Write each line out again exactly as written.

** START Records shown **

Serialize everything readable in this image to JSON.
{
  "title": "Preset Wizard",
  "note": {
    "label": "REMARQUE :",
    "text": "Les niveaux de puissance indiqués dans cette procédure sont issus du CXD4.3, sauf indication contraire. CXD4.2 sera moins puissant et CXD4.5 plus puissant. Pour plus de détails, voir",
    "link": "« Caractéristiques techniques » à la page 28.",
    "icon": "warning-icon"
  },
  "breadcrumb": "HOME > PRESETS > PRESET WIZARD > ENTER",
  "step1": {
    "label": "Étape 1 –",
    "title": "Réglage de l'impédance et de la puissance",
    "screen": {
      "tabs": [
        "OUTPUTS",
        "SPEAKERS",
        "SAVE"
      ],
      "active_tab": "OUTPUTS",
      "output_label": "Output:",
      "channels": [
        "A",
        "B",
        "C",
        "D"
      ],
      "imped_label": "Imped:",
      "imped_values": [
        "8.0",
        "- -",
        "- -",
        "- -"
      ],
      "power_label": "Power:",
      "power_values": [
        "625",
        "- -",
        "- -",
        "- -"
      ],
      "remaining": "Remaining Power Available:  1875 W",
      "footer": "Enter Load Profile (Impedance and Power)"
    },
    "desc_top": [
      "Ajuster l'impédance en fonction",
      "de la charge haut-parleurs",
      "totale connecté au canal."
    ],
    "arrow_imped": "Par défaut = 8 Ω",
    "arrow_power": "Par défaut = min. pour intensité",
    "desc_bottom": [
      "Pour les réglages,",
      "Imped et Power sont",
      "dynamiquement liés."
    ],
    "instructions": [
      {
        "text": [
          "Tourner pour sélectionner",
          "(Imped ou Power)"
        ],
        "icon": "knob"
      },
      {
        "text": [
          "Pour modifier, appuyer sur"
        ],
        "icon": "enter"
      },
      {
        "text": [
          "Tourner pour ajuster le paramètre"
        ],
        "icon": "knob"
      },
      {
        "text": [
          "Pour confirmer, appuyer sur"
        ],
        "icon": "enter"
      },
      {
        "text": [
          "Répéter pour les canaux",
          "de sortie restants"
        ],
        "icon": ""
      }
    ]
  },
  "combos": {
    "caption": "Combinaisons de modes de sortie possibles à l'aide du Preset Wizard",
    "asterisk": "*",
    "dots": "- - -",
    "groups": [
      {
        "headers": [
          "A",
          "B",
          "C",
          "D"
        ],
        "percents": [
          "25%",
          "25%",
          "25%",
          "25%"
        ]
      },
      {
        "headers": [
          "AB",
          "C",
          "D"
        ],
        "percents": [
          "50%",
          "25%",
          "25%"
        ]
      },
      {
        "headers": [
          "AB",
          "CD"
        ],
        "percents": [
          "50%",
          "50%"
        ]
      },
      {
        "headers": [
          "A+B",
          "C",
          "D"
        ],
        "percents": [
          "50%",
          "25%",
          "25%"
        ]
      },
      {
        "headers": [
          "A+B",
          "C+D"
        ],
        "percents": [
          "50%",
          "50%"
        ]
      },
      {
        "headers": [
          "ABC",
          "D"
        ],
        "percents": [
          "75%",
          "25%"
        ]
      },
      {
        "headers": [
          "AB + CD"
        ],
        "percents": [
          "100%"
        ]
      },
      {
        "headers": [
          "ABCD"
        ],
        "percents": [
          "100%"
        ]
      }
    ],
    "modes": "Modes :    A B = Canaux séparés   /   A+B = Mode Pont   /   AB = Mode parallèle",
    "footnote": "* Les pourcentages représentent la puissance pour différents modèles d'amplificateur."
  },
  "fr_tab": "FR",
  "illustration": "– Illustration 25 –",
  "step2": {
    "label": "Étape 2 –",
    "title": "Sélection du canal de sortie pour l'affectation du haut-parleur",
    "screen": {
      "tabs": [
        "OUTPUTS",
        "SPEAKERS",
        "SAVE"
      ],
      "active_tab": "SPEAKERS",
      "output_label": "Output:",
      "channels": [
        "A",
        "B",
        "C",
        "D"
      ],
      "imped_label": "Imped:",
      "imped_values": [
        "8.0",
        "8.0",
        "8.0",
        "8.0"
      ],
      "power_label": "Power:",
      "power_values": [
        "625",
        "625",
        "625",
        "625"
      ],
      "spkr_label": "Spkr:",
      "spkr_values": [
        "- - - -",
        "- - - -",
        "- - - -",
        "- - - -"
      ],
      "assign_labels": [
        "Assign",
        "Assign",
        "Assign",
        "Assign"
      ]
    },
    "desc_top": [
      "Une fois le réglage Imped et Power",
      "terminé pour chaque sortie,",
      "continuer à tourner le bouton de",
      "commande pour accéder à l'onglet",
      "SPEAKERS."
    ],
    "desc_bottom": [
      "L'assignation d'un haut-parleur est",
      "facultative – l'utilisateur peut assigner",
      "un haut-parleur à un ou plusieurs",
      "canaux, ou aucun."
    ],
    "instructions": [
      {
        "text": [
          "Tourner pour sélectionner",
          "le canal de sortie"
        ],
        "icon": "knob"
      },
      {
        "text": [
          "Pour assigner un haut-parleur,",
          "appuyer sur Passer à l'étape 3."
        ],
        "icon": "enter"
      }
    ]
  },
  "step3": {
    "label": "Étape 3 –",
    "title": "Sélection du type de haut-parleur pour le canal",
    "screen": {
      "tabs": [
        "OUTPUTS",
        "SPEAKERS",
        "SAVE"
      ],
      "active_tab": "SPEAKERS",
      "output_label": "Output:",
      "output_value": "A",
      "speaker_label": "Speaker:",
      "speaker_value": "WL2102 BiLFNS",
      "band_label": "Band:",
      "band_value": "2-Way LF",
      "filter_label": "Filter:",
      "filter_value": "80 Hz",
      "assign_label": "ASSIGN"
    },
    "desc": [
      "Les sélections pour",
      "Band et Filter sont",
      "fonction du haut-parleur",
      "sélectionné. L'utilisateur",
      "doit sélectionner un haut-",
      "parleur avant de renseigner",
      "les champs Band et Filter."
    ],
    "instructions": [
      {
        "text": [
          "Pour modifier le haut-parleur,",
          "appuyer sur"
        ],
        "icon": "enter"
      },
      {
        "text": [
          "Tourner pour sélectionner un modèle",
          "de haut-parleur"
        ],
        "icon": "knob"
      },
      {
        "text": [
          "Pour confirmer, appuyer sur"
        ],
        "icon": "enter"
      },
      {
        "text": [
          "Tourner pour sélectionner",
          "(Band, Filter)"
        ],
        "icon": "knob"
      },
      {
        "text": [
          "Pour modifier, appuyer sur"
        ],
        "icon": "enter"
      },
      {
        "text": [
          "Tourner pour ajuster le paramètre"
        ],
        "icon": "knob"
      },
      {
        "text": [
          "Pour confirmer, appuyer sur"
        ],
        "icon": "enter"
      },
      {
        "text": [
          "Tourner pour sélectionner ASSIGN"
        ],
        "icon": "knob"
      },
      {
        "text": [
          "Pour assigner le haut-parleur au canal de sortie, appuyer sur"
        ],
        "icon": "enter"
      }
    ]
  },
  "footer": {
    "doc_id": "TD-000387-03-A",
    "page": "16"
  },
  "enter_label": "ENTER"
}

** END Records shown **

- Answer below -
Serialize everything readable in this image to JSON.
{
  "title": "Preset Wizard",
  "note": {
    "label": "REMARQUE :",
    "text": "Les niveaux de puissance indiqués dans cette procédure sont issus du CXD4.3, sauf indication contraire. CXD4.2 sera moins puissant et CXD4.5 plus puissant. Pour plus de détails, voir",
    "link": "« Caractéristiques techniques » à la page 28.",
    "icon": "warning-icon"
  },
  "breadcrumb": "HOME > PRESETS > PRESET WIZARD > ENTER",
  "step1": {
    "label": "Étape 1 –",
    "title": "Réglage de l'impédance et de la puissance",
    "screen": {
      "tabs": [
        "OUTPUTS",
        "SPEAKERS",
        "SAVE"
      ],
      "active_tab": "OUTPUTS",
      "output_label": "Output:",
      "channels": [
        "A",
        "B",
        "C",
        "D"
      ],
      "imped_label": "Imped:",
      "imped_values": [
        "8.0",
        "- -",
        "- -",
        "- -"
      ],
      "power_label": "Power:",
      "power_values": [
        "625",
        "- -",
        "- -",
        "- -"
      ],
      "remaining": "Remaining Power Available:  1875 W",
      "footer": "Enter Load Profile (Impedance and Power)"
    },
    "desc_top": [
      "Ajuster l'impédance en fonction",
      "de la charge haut-parleurs",
      "totale connecté au canal."
    ],
    "arrow_imped": "Par défaut = 8 Ω",
    "arrow_power": "Par défaut = min. pour intensité",
    "desc_bottom": [
      "Pour les réglages,",
      "Imped et Power sont",
      "dynamiquement liés."
    ],
    "instructions": [
      {
        "text": [
          "Tourner pour sélectionner",
          "(Imped ou Power)"
        ],
        "icon": "knob"
      },
      {
        "text": [
          "Pour modifier, appuyer sur"
        ],
        "icon": "enter"
      },
      {
        "text": [
          "Tourner pour ajuster le paramètre"
        ],
        "icon": "knob"
      },
      {
        "text": [
          "Pour confirmer, appuyer sur"
        ],
        "icon": "enter"
      },
      {
        "text": [
          "Répéter pour les canaux",
          "de sortie restants"
        ],
        "icon": ""
      }
    ]
  },
  "combos": {
    "caption": "Combinaisons de modes de sortie possibles à l'aide du Preset Wizard",
    "asterisk": "*",
    "dots": "- - -",
    "groups": [
      {
        "headers": [
          "A",
          "B",
          "C",
          "D"
        ],
        "percents": [
          "25%",
          "25%",
          "25%",
          "25%"
        ]
      },
      {
        "headers": [
          "AB",
          "C",
          "D"
        ],
        "percents": [
          "50%",
          "25%",
          "25%"
        ]
      },
      {
        "headers": [
          "AB",
          "CD"
        ],
        "percents": [
          "50%",
          "50%"
        ]
      },
      {
        "headers": [
          "A+B",
          "C",
          "D"
        ],
        "percents": [
          "50%",
          "25%",
          "25%"
        ]
      },
      {
        "headers": [
          "A+B",
          "C+D"
        ],
        "percents": [
          "50%",
          "50%"
        ]
      },
      {
        "headers": [
          "ABC",
          "D"
        ],
        "percents": [
          "75%",
          "25%"
        ]
      },
      {
        "headers": [
          "AB + CD"
        ],
        "percents": [
          "100%"
        ]
      },
      {
        "headers": [
          "ABCD"
        ],
        "percents": [
          "100%"
        ]
      }
    ],
    "modes": "Modes :    A B = Canaux séparés   /   A+B = Mode Pont   /   AB = Mode parallèle",
    "footnote": "* Les pourcentages représentent la puissance pour différents modèles d'amplificateur."
  },
  "fr_tab": "FR",
  "illustration": "– Illustration 25 –",
  "step2": {
    "label": "Étape 2 –",
    "title": "Sélection du canal de sortie pour l'affectation du haut-parleur",
    "screen": {
      "tabs": [
        "OUTPUTS",
        "SPEAKERS",
        "SAVE"
      ],
      "active_tab": "SPEAKERS",
      "output_label": "Output:",
      "channels": [
        "A",
        "B",
        "C",
        "D"
      ],
      "imped_label": "Imped:",
      "imped_values": [
        "8.0",
        "8.0",
        "8.0",
        "8.0"
      ],
      "power_label": "Power:",
      "power_values": [
        "625",
        "625",
        "625",
        "625"
      ],
      "spkr_label": "Spkr:",
      "spkr_values": [
        "- - - -",
        "- - - -",
        "- - - -",
        "- - - -"
      ],
      "assign_labels": [
        "Assign",
        "Assign",
        "Assign",
        "Assign"
      ]
    },
    "desc_top": [
      "Une fois le réglage Imped et Power",
      "terminé pour chaque sortie,",
      "continuer à tourner le bouton de",
      "commande pour accéder à l'onglet",
      "SPEAKERS."
    ],
    "desc_bottom": [
      "L'assignation d'un haut-parleur est",
      "facultative – l'utilisateur peut assigner",
      "un haut-parleur à un ou plusieurs",
      "canaux, ou aucun."
    ],
    "instructions": [
      {
        "text": [
          "Tourner pour sélectionner",
          "le canal de sortie"
        ],
        "icon": "knob"
      },
      {
        "text": [
          "Pour assigner un haut-parleur,",
          "appuyer sur Passer à l'étape 3."
        ],
        "icon": "enter"
      }
    ]
  },
  "step3": {
    "label": "Étape 3 –",
    "title": "Sélection du type de haut-parleur pour le canal",
    "screen": {
      "tabs": [
        "OUTPUTS",
        "SPEAKERS",
        "SAVE"
      ],
      "active_tab": "SPEAKERS",
      "output_label": "Output:",
      "output_value": "A",
      "speaker_label": "Speaker:",
      "speaker_value": "WL2102 BiLFNS",
      "band_label": "Band:",
      "band_value": "2-Way LF",
      "filter_label": "Filter:",
      "filter_value": "80 Hz",
      "assign_label": "ASSIGN"
    },
    "desc": [
      "Les sélections pour",
      "Band et Filter sont",
      "fonction du haut-parleur",
      "sélectionné. L'utilisateur",
      "doit sélectionner un haut-",
      "parleur avant de renseigner",
      "les champs Band et Filter."
    ],
    "instructions": [
      {
        "text": [
          "Pour modifier le haut-parleur,",
          "appuyer sur"
        ],
        "icon": "enter"
      },
      {
        "text": [
          "Tourner pour sélectionner un modèle",
          "de haut-parleur"
        ],
        "icon": "knob"
      },
      {
        "text": [
          "Pour confirmer, appuyer sur"
        ],
        "icon": "enter"
      },
      {
        "text": [
          "Tourner pour sélectionner",
          "(Band, Filter)"
        ],
        "icon": "knob"
      },
      {
        "text": [
          "Pour modifier, appuyer sur"
        ],
        "icon": "enter"
      },
      {
        "text": [
          "Tourner pour ajuster le paramètre"
        ],
        "icon": "knob"
      },
      {
        "text": [
          "Pour confirmer, appuyer sur"
        ],
        "icon": "enter"
      },
      {
        "text": [
          "Tourner pour sélectionner ASSIGN"
        ],
        "icon": "knob"
      },
      {
        "text": [
          "Pour assigner le haut-parleur au canal de sortie, appuyer sur"
        ],
        "icon": "enter"
      }
    ]
  },
  "footer": {
    "doc_id": "TD-000387-03-A",
    "page": "16"
  },
  "enter_label": "ENTER"
}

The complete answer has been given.